### Recorded information

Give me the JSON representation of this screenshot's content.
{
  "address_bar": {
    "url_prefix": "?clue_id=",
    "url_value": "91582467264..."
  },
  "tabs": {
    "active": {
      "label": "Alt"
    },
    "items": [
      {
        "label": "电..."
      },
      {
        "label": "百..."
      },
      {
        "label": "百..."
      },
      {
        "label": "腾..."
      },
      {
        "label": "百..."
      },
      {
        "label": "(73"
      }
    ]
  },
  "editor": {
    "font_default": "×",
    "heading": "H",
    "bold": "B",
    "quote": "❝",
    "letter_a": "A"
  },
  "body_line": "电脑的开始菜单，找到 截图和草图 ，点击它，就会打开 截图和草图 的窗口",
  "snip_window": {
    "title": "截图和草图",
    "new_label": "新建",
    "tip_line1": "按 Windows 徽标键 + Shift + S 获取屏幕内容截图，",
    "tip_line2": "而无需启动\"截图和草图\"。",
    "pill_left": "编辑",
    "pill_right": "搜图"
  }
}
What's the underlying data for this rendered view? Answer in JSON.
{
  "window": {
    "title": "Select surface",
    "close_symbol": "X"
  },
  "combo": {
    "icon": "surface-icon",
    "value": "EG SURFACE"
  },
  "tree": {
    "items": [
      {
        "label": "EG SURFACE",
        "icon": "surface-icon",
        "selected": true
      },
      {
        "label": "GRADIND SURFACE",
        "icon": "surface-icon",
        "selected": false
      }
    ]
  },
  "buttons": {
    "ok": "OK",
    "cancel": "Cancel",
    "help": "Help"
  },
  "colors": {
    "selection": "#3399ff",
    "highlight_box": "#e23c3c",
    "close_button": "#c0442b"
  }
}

######

_Direction_:
Select from the material above each line in which the string "JSON" appears, and list those lines.

_Exercise answer_:
Give me the JSON representation of this screenshot's content.
What's the underlying data for this rendered view? Answer in JSON.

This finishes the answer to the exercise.